● Written instruction
All of the entries need to be written out again, exactly as they are.

● Provided records
□ □ □ □ □ □ □
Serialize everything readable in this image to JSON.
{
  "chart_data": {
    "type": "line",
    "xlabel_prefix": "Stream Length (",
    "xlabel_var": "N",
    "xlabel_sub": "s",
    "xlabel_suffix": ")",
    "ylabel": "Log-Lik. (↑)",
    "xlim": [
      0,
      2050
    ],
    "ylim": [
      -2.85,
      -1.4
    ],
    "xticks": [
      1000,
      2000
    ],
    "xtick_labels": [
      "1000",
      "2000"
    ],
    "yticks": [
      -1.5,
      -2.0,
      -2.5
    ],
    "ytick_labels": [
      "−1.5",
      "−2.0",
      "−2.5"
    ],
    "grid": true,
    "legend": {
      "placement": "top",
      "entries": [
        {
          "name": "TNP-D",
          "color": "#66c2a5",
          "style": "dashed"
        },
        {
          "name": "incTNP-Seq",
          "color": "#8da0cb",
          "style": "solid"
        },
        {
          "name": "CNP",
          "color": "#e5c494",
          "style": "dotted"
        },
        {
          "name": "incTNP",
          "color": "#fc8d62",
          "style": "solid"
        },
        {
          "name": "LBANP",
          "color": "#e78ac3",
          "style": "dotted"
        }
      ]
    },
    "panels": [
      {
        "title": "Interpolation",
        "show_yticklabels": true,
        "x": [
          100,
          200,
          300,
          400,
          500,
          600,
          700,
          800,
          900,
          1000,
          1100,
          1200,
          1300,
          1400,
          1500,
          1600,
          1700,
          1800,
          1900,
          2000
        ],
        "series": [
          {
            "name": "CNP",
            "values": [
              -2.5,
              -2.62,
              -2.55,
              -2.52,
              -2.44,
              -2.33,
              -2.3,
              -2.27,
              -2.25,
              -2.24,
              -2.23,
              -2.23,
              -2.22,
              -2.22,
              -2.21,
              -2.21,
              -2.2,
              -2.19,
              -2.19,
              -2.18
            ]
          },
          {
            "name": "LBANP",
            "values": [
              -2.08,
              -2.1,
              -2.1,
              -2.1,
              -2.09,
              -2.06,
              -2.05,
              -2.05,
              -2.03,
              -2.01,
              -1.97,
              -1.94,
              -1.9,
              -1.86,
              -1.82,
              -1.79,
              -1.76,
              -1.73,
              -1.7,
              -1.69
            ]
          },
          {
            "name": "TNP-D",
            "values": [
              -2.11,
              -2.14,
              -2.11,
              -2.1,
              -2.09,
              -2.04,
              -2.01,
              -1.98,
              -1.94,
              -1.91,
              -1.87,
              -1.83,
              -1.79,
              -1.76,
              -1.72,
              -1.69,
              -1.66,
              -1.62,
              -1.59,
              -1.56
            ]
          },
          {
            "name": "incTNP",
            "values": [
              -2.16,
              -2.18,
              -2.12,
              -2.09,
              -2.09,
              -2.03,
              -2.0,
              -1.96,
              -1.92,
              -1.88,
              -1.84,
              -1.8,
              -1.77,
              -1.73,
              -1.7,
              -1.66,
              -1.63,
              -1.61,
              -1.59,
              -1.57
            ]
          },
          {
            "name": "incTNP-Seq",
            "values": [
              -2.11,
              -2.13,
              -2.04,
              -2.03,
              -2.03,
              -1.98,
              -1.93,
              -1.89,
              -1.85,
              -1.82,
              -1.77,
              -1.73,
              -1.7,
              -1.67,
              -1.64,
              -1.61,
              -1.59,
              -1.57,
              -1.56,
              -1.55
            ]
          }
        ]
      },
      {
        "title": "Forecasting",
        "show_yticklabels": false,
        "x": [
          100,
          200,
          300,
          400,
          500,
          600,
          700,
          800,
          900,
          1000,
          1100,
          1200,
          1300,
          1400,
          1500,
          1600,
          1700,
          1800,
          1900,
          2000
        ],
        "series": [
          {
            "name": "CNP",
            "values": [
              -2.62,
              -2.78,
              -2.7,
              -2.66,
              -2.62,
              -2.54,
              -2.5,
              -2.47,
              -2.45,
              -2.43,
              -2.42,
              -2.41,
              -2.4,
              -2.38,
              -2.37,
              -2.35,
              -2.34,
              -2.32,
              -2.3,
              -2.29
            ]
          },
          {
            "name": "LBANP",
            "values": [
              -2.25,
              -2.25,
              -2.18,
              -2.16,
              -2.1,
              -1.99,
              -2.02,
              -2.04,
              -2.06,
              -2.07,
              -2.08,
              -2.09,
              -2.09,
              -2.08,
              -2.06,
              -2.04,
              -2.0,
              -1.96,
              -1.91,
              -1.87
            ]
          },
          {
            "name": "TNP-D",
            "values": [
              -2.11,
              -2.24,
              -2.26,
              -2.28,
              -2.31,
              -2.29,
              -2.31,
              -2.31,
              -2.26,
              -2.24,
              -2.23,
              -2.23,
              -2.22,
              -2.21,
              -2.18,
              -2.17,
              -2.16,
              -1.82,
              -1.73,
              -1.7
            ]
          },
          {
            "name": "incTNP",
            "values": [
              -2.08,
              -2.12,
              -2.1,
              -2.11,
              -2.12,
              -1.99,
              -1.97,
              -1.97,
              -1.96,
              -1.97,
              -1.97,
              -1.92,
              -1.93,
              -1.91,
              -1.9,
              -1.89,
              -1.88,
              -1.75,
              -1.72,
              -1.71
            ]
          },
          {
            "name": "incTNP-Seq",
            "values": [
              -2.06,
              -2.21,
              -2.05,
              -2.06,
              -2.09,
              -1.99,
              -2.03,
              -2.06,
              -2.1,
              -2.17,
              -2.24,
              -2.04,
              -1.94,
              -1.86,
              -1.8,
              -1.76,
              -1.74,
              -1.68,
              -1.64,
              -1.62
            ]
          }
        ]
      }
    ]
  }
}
□ □ □ □ □ □ □
● Exercise output
Serialize everything readable in this image to JSON.
{
  "chart_data": {
    "type": "line",
    "xlabel_prefix": "Stream Length (",
    "xlabel_var": "N",
    "xlabel_sub": "s",
    "xlabel_suffix": ")",
    "ylabel": "Log-Lik. (↑)",
    "xlim": [
      0,
      2050
    ],
    "ylim": [
      -2.85,
      -1.4
    ],
    "xticks": [
      1000,
      2000
    ],
    "xtick_labels": [
      "1000",
      "2000"
    ],
    "yticks": [
      -1.5,
      -2.0,
      -2.5
    ],
    "ytick_labels": [
      "−1.5",
      "−2.0",
      "−2.5"
    ],
    "grid": true,
    "legend": {
      "placement": "top",
      "entries": [
        {
          "name": "TNP-D",
          "color": "#66c2a5",
          "style": "dashed"
        },
        {
          "name": "incTNP-Seq",
          "color": "#8da0cb",
          "style": "solid"
        },
        {
          "name": "CNP",
          "color": "#e5c494",
          "style": "dotted"
        },
        {
          "name": "incTNP",
          "color": "#fc8d62",
          "style": "solid"
        },
        {
          "name": "LBANP",
          "color": "#e78ac3",
          "style": "dotted"
        }
      ]
    },
    "panels": [
      {
        "title": "Interpolation",
        "show_yticklabels": true,
        "x": [
          100,
          200,
          300,
          400,
          500,
          600,
          700,
          800,
          900,
          1000,
          1100,
          1200,
          1300,
          1400,
          1500,
          1600,
          1700,
          1800,
          1900,
          2000
        ],
        "series": [
          {
            "name": "CNP",
            "values": [
              -2.5,
              -2.62,
              -2.55,
              -2.52,
              -2.44,
              -2.33,
              -2.3,
              -2.27,
              -2.25,
              -2.24,
              -2.23,
              -2.23,
              -2.22,
              -2.22,
              -2.21,
              -2.21,
              -2.2,
              -2.19,
              -2.19,
              -2.18
            ]
          },
          {
            "name": "LBANP",
            "values": [
              -2.08,
              -2.1,
              -2.1,
              -2.1,
              -2.09,
              -2.06,
              -2.05,
              -2.05,
              -2.03,
              -2.01,
              -1.97,
              -1.94,
              -1.9,
              -1.86,
              -1.82,
              -1.79,
              -1.76,
              -1.73,
              -1.7,
              -1.69
            ]
          },
          {
            "name": "TNP-D",
            "values": [
              -2.11,
              -2.14,
              -2.11,
              -2.1,
              -2.09,
              -2.04,
              -2.01,
              -1.98,
              -1.94,
              -1.91,
              -1.87,
              -1.83,
              -1.79,
              -1.76,
              -1.72,
              -1.69,
              -1.66,
              -1.62,
              -1.59,
              -1.56
            ]
          },
          {
            "name": "incTNP",
            "values": [
              -2.16,
              -2.18,
              -2.12,
              -2.09,
              -2.09,
              -2.03,
              -2.0,
              -1.96,
              -1.92,
              -1.88,
              -1.84,
              -1.8,
              -1.77,
              -1.73,
              -1.7,
              -1.66,
              -1.63,
              -1.61,
              -1.59,
              -1.57
            ]
          },
          {
            "name": "incTNP-Seq",
            "values": [
              -2.11,
              -2.13,
              -2.04,
              -2.03,
              -2.03,
              -1.98,
              -1.93,
              -1.89,
              -1.85,
              -1.82,
              -1.77,
              -1.73,
              -1.7,
              -1.67,
              -1.64,
              -1.61,
              -1.59,
              -1.57,
              -1.56,
              -1.55
            ]
          }
        ]
      },
      {
        "title": "Forecasting",
        "show_yticklabels": false,
        "x": [
          100,
          200,
          300,
          400,
          500,
          600,
          700,
          800,
          900,
          1000,
          1100,
          1200,
          1300,
          1400,
          1500,
          1600,
          1700,
          1800,
          1900,
          2000
        ],
        "series": [
          {
            "name": "CNP",
            "values": [
              -2.62,
              -2.78,
              -2.7,
              -2.66,
              -2.62,
              -2.54,
              -2.5,
              -2.47,
              -2.45,
              -2.43,
              -2.42,
              -2.41,
              -2.4,
              -2.38,
              -2.37,
              -2.35,
              -2.34,
              -2.32,
              -2.3,
              -2.29
            ]
          },
          {
            "name": "LBANP",
            "values": [
              -2.25,
              -2.25,
              -2.18,
              -2.16,
              -2.1,
              -1.99,
              -2.02,
              -2.04,
              -2.06,
              -2.07,
              -2.08,
              -2.09,
              -2.09,
              -2.08,
              -2.06,
              -2.04,
              -2.0,
              -1.96,
              -1.91,
              -1.87
            ]
          },
          {
            "name": "TNP-D",
            "values": [
              -2.11,
              -2.24,
              -2.26,
              -2.28,
              -2.31,
              -2.29,
              -2.31,
              -2.31,
              -2.26,
              -2.24,
              -2.23,
              -2.23,
              -2.22,
              -2.21,
              -2.18,
              -2.17,
              -2.16,
              -1.82,
              -1.73,
              -1.7
            ]
          },
          {
            "name": "incTNP",
            "values": [
              -2.08,
              -2.12,
              -2.1,
              -2.11,
              -2.12,
              -1.99,
              -1.97,
              -1.97,
              -1.96,
              -1.97,
              -1.97,
              -1.92,
              -1.93,
              -1.91,
              -1.9,
              -1.89,
              -1.88,
              -1.75,
              -1.72,
              -1.71
            ]
          },
          {
            "name": "incTNP-Seq",
            "values": [
              -2.06,
              -2.21,
              -2.05,
              -2.06,
              -2.09,
              -1.99,
              -2.03,
              -2.06,
              -2.1,
              -2.17,
              -2.24,
              -2.04,
              -1.94,
              -1.86,
              -1.8,
              -1.76,
              -1.74,
              -1.68,
              -1.64,
              -1.62
            ]
          }
        ]
      }
    ]
  }
}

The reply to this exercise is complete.